- Dataset content:

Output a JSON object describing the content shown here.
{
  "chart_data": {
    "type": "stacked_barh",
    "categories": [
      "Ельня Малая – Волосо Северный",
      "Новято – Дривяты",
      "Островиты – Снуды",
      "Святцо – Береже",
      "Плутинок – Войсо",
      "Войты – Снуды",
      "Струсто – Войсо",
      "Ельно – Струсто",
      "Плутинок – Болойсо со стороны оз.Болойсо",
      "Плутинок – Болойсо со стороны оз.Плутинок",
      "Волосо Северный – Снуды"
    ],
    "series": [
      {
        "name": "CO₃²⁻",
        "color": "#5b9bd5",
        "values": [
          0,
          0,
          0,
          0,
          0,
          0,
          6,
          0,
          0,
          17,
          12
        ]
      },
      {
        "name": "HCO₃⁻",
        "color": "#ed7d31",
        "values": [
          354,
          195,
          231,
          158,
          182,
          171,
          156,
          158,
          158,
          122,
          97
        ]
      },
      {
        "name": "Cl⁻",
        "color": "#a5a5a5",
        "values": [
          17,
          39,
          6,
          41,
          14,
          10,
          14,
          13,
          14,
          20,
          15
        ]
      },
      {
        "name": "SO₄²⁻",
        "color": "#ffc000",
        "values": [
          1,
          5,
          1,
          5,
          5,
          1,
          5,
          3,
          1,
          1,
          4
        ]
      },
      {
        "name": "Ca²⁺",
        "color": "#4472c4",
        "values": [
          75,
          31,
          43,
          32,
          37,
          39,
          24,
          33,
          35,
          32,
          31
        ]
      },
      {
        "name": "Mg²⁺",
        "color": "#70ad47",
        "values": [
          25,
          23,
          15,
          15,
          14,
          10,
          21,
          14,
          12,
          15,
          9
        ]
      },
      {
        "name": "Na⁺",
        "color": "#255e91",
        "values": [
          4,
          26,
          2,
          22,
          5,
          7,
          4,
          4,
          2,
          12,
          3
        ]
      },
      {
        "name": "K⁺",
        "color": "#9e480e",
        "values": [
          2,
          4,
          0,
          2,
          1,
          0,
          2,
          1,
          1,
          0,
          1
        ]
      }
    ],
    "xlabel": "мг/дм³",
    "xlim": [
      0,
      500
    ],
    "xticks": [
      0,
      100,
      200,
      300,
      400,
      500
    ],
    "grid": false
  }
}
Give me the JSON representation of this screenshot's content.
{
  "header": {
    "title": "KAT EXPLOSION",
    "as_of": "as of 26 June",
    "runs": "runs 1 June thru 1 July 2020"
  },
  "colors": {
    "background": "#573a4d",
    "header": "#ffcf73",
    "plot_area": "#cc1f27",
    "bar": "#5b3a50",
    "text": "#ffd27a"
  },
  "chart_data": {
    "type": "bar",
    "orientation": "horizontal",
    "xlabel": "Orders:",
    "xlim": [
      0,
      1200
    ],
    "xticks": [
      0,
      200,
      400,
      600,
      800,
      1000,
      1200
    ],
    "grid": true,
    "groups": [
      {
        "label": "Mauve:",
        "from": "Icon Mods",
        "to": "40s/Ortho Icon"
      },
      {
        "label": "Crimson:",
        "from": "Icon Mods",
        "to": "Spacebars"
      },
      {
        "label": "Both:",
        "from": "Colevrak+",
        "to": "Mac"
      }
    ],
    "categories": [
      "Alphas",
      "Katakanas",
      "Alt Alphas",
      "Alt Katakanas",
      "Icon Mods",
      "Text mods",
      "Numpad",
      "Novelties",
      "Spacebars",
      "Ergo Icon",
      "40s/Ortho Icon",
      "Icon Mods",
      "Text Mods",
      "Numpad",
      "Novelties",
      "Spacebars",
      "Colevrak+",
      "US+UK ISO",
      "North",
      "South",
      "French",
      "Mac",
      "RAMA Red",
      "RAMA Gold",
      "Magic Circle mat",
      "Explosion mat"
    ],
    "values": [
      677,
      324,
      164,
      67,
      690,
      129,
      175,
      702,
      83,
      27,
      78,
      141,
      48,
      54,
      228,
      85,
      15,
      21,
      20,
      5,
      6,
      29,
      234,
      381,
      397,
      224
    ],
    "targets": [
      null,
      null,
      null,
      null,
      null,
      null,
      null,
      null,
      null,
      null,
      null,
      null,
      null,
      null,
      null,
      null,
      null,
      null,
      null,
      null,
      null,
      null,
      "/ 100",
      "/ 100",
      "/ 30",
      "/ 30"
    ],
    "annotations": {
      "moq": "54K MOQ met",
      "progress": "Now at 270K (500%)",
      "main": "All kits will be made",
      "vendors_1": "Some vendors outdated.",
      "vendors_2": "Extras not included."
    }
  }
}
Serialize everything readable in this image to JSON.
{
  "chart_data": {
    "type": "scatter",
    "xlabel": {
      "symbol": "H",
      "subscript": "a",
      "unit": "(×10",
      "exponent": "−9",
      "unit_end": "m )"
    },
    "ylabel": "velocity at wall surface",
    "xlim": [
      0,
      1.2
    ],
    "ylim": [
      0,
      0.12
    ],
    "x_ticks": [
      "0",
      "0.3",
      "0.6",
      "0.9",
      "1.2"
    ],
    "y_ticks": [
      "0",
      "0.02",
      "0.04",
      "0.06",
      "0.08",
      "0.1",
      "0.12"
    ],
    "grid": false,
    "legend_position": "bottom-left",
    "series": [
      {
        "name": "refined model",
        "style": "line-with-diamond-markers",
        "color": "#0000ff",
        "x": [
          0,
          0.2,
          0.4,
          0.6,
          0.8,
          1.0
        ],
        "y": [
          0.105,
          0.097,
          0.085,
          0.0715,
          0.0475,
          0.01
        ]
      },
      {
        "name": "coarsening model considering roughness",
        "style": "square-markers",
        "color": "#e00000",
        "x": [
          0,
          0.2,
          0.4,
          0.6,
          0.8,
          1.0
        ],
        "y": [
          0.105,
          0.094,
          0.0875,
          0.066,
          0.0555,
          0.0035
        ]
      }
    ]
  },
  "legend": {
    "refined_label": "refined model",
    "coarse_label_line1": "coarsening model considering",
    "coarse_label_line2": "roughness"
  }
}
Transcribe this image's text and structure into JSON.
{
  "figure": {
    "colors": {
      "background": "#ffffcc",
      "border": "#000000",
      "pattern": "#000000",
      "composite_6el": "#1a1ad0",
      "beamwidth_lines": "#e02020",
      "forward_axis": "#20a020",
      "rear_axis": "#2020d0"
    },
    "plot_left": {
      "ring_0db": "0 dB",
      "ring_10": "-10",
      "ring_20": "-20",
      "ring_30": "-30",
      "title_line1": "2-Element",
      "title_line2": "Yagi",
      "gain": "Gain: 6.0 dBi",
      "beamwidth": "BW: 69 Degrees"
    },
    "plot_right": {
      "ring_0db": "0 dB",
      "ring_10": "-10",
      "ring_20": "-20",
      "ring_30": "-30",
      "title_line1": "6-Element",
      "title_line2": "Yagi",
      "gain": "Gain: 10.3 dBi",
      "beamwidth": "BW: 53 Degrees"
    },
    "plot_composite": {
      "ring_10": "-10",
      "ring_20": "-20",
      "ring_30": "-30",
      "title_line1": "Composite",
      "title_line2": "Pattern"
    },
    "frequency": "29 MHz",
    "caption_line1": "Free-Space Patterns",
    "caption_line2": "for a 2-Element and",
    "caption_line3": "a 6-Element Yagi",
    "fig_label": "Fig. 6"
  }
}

- Task objective: Set down every line of the listing above again, exactly as given.

- Reply:
Output a JSON object describing the content shown here.
{
  "chart_data": {
    "type": "stacked_barh",
    "categories": [
      "Ельня Малая – Волосо Северный",
      "Новято – Дривяты",
      "Островиты – Снуды",
      "Святцо – Береже",
      "Плутинок – Войсо",
      "Войты – Снуды",
      "Струсто – Войсо",
      "Ельно – Струсто",
      "Плутинок – Болойсо со стороны оз.Болойсо",
      "Плутинок – Болойсо со стороны оз.Плутинок",
      "Волосо Северный – Снуды"
    ],
    "series": [
      {
        "name": "CO₃²⁻",
        "color": "#5b9bd5",
        "values": [
          0,
          0,
          0,
          0,
          0,
          0,
          6,
          0,
          0,
          17,
          12
        ]
      },
      {
        "name": "HCO₃⁻",
        "color": "#ed7d31",
        "values": [
          354,
          195,
          231,
          158,
          182,
          171,
          156,
          158,
          158,
          122,
          97
        ]
      },
      {
        "name": "Cl⁻",
        "color": "#a5a5a5",
        "values": [
          17,
          39,
          6,
          41,
          14,
          10,
          14,
          13,
          14,
          20,
          15
        ]
      },
      {
        "name": "SO₄²⁻",
        "color": "#ffc000",
        "values": [
          1,
          5,
          1,
          5,
          5,
          1,
          5,
          3,
          1,
          1,
          4
        ]
      },
      {
        "name": "Ca²⁺",
        "color": "#4472c4",
        "values": [
          75,
          31,
          43,
          32,
          37,
          39,
          24,
          33,
          35,
          32,
          31
        ]
      },
      {
        "name": "Mg²⁺",
        "color": "#70ad47",
        "values": [
          25,
          23,
          15,
          15,
          14,
          10,
          21,
          14,
          12,
          15,
          9
        ]
      },
      {
        "name": "Na⁺",
        "color": "#255e91",
        "values": [
          4,
          26,
          2,
          22,
          5,
          7,
          4,
          4,
          2,
          12,
          3
        ]
      },
      {
        "name": "K⁺",
        "color": "#9e480e",
        "values": [
          2,
          4,
          0,
          2,
          1,
          0,
          2,
          1,
          1,
          0,
          1
        ]
      }
    ],
    "xlabel": "мг/дм³",
    "xlim": [
      0,
      500
    ],
    "xticks": [
      0,
      100,
      200,
      300,
      400,
      500
    ],
    "grid": false
  }
}
Give me the JSON representation of this screenshot's content.
{
  "header": {
    "title": "KAT EXPLOSION",
    "as_of": "as of 26 June",
    "runs": "runs 1 June thru 1 July 2020"
  },
  "colors": {
    "background": "#573a4d",
    "header": "#ffcf73",
    "plot_area": "#cc1f27",
    "bar": "#5b3a50",
    "text": "#ffd27a"
  },
  "chart_data": {
    "type": "bar",
    "orientation": "horizontal",
    "xlabel": "Orders:",
    "xlim": [
      0,
      1200
    ],
    "xticks": [
      0,
      200,
      400,
      600,
      800,
      1000,
      1200
    ],
    "grid": true,
    "groups": [
      {
        "label": "Mauve:",
        "from": "Icon Mods",
        "to": "40s/Ortho Icon"
      },
      {
        "label": "Crimson:",
        "from": "Icon Mods",
        "to": "Spacebars"
      },
      {
        "label": "Both:",
        "from": "Colevrak+",
        "to": "Mac"
      }
    ],
    "categories": [
      "Alphas",
      "Katakanas",
      "Alt Alphas",
      "Alt Katakanas",
      "Icon Mods",
      "Text mods",
      "Numpad",
      "Novelties",
      "Spacebars",
      "Ergo Icon",
      "40s/Ortho Icon",
      "Icon Mods",
      "Text Mods",
      "Numpad",
      "Novelties",
      "Spacebars",
      "Colevrak+",
      "US+UK ISO",
      "North",
      "South",
      "French",
      "Mac",
      "RAMA Red",
      "RAMA Gold",
      "Magic Circle mat",
      "Explosion mat"
    ],
    "values": [
      677,
      324,
      164,
      67,
      690,
      129,
      175,
      702,
      83,
      27,
      78,
      141,
      48,
      54,
      228,
      85,
      15,
      21,
      20,
      5,
      6,
      29,
      234,
      381,
      397,
      224
    ],
    "targets": [
      null,
      null,
      null,
      null,
      null,
      null,
      null,
      null,
      null,
      null,
      null,
      null,
      null,
      null,
      null,
      null,
      null,
      null,
      null,
      null,
      null,
      null,
      "/ 100",
      "/ 100",
      "/ 30",
      "/ 30"
    ],
    "annotations": {
      "moq": "54K MOQ met",
      "progress": "Now at 270K (500%)",
      "main": "All kits will be made",
      "vendors_1": "Some vendors outdated.",
      "vendors_2": "Extras not included."
    }
  }
}
Serialize everything readable in this image to JSON.
{
  "chart_data": {
    "type": "scatter",
    "xlabel": {
      "symbol": "H",
      "subscript": "a",
      "unit": "(×10",
      "exponent": "−9",
      "unit_end": "m )"
    },
    "ylabel": "velocity at wall surface",
    "xlim": [
      0,
      1.2
    ],
    "ylim": [
      0,
      0.12
    ],
    "x_ticks": [
      "0",
      "0.3",
      "0.6",
      "0.9",
      "1.2"
    ],
    "y_ticks": [
      "0",
      "0.02",
      "0.04",
      "0.06",
      "0.08",
      "0.1",
      "0.12"
    ],
    "grid": false,
    "legend_position": "bottom-left",
    "series": [
      {
        "name": "refined model",
        "style": "line-with-diamond-markers",
        "color": "#0000ff",
        "x": [
          0,
          0.2,
          0.4,
          0.6,
          0.8,
          1.0
        ],
        "y": [
          0.105,
          0.097,
          0.085,
          0.0715,
          0.0475,
          0.01
        ]
      },
      {
        "name": "coarsening model considering roughness",
        "style": "square-markers",
        "color": "#e00000",
        "x": [
          0,
          0.2,
          0.4,
          0.6,
          0.8,
          1.0
        ],
        "y": [
          0.105,
          0.094,
          0.0875,
          0.066,
          0.0555,
          0.0035
        ]
      }
    ]
  },
  "legend": {
    "refined_label": "refined model",
    "coarse_label_line1": "coarsening model considering",
    "coarse_label_line2": "roughness"
  }
}
Transcribe this image's text and structure into JSON.
{
  "figure": {
    "colors": {
      "background": "#ffffcc",
      "border": "#000000",
      "pattern": "#000000",
      "composite_6el": "#1a1ad0",
      "beamwidth_lines": "#e02020",
      "forward_axis": "#20a020",
      "rear_axis": "#2020d0"
    },
    "plot_left": {
      "ring_0db": "0 dB",
      "ring_10": "-10",
      "ring_20": "-20",
      "ring_30": "-30",
      "title_line1": "2-Element",
      "title_line2": "Yagi",
      "gain": "Gain: 6.0 dBi",
      "beamwidth": "BW: 69 Degrees"
    },
    "plot_right": {
      "ring_0db": "0 dB",
      "ring_10": "-10",
      "ring_20": "-20",
      "ring_30": "-30",
      "title_line1": "6-Element",
      "title_line2": "Yagi",
      "gain": "Gain: 10.3 dBi",
      "beamwidth": "BW: 53 Degrees"
    },
    "plot_composite": {
      "ring_10": "-10",
      "ring_20": "-20",
      "ring_30": "-30",
      "title_line1": "Composite",
      "title_line2": "Pattern"
    },
    "frequency": "29 MHz",
    "caption_line1": "Free-Space Patterns",
    "caption_line2": "for a 2-Element and",
    "caption_line3": "a 6-Element Yagi",
    "fig_label": "Fig. 6"
  }
}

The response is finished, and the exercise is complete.